Source records:
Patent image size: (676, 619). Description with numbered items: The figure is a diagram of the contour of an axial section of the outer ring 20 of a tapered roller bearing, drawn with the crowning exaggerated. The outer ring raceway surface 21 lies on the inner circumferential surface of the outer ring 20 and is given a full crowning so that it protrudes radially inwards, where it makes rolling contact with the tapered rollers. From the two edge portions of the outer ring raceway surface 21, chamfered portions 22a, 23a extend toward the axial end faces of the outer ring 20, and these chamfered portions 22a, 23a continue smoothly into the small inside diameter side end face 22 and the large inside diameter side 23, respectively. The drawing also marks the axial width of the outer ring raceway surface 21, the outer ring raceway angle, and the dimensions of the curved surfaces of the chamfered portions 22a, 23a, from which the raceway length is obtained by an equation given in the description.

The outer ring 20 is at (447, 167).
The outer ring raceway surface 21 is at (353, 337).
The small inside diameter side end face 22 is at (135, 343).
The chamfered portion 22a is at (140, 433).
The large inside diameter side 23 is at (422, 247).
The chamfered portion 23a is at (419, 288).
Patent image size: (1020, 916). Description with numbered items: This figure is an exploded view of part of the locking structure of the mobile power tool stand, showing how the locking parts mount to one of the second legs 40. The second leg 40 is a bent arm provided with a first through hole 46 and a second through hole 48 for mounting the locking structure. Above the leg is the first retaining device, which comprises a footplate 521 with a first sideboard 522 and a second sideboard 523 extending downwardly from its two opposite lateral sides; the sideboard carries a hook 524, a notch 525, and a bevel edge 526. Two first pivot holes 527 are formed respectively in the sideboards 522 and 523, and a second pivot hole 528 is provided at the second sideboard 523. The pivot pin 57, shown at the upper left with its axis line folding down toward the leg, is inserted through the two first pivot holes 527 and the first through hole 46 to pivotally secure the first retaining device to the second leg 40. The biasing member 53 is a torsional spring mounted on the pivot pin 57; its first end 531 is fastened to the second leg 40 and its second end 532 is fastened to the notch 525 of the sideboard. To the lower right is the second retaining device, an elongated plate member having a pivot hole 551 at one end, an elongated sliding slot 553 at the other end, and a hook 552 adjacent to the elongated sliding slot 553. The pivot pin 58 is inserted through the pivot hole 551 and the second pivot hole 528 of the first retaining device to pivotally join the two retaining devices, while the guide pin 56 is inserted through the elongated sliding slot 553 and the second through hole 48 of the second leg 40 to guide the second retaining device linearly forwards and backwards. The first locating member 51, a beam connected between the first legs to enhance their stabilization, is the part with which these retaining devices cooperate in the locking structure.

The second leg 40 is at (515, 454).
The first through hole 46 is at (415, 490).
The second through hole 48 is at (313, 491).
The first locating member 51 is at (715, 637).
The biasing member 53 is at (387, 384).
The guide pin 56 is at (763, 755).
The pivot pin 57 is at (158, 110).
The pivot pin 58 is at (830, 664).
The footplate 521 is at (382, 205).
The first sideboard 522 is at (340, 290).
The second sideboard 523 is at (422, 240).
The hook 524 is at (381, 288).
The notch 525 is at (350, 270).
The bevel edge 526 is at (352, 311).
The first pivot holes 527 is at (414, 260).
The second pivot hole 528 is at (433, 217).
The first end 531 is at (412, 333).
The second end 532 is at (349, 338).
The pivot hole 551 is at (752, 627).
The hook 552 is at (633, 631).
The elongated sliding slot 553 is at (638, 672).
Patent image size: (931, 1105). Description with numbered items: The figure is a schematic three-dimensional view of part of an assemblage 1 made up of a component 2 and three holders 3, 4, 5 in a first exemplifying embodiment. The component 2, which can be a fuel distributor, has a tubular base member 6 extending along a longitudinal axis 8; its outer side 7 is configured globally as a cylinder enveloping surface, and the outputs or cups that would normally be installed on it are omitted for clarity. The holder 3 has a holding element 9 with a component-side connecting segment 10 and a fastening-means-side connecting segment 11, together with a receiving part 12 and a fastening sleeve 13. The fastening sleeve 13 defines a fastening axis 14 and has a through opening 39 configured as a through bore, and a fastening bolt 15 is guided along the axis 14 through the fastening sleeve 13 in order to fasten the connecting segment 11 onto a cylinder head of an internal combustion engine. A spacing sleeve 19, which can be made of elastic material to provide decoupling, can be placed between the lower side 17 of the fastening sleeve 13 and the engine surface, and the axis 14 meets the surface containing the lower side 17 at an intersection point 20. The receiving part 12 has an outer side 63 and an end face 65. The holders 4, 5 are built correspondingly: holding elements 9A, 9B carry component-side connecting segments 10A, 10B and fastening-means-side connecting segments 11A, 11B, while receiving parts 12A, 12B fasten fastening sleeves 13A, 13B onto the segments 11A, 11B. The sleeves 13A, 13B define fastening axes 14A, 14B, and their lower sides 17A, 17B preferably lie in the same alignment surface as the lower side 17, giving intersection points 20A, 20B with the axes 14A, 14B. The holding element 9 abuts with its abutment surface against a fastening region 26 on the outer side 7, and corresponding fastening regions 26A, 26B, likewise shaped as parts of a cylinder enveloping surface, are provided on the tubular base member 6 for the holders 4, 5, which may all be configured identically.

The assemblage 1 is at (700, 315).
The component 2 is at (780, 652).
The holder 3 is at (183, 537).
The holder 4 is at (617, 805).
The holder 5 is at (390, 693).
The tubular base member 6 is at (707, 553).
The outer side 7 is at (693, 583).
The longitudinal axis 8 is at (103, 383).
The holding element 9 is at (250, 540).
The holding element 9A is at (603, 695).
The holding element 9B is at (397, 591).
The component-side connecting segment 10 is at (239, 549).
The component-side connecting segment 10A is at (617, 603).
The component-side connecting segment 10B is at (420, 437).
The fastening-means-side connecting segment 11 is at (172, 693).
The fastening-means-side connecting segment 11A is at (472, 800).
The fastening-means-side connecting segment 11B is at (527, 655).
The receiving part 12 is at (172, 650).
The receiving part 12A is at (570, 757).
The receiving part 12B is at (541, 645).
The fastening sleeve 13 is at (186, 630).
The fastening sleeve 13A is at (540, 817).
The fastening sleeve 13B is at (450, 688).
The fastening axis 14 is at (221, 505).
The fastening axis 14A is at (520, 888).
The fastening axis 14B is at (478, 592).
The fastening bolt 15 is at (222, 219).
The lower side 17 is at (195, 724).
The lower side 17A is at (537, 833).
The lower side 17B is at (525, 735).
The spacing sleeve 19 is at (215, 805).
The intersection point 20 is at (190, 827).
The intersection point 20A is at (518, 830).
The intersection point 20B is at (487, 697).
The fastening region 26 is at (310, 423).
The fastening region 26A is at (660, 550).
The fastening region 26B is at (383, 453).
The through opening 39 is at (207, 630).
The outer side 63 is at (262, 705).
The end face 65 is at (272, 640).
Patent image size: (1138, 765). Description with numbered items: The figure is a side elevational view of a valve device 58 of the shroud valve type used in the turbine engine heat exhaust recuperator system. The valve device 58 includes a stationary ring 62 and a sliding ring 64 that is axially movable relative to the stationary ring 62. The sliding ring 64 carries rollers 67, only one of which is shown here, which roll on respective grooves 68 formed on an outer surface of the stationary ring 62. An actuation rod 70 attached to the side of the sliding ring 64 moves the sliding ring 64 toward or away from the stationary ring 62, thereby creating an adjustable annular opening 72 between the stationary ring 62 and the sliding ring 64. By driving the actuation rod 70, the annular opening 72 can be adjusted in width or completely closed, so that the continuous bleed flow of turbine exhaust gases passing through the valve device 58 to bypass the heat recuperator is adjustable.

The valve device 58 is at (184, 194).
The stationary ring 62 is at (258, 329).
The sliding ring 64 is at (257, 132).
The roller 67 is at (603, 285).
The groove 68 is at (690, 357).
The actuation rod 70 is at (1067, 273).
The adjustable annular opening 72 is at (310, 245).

Directions for this task: Copy the lines above without any change, starting at the line that contains "Patent image size: (1138, 765)." and ending with the final line.

The response:
Patent image size: (1138, 765). Description with numbered items: The figure is a side elevational view of a valve device 58 of the shroud valve type used in the turbine engine heat exhaust recuperator system. The valve device 58 includes a stationary ring 62 and a sliding ring 64 that is axially movable relative to the stationary ring 62. The sliding ring 64 carries rollers 67, only one of which is shown here, which roll on respective grooves 68 formed on an outer surface of the stationary ring 62. An actuation rod 70 attached to the side of the sliding ring 64 moves the sliding ring 64 toward or away from the stationary ring 62, thereby creating an adjustable annular opening 72 between the stationary ring 62 and the sliding ring 64. By driving the actuation rod 70, the annular opening 72 can be adjusted in width or completely closed, so that the continuous bleed flow of turbine exhaust gases passing through the valve device 58 to bypass the heat recuperator is adjustable.

The valve device 58 is at (184, 194).
The stationary ring 62 is at (258, 329).
The sliding ring 64 is at (257, 132).
The roller 67 is at (603, 285).
The groove 68 is at (690, 357).
The actuation rod 70 is at (1067, 273).
The adjustable annular opening 72 is at (310, 245).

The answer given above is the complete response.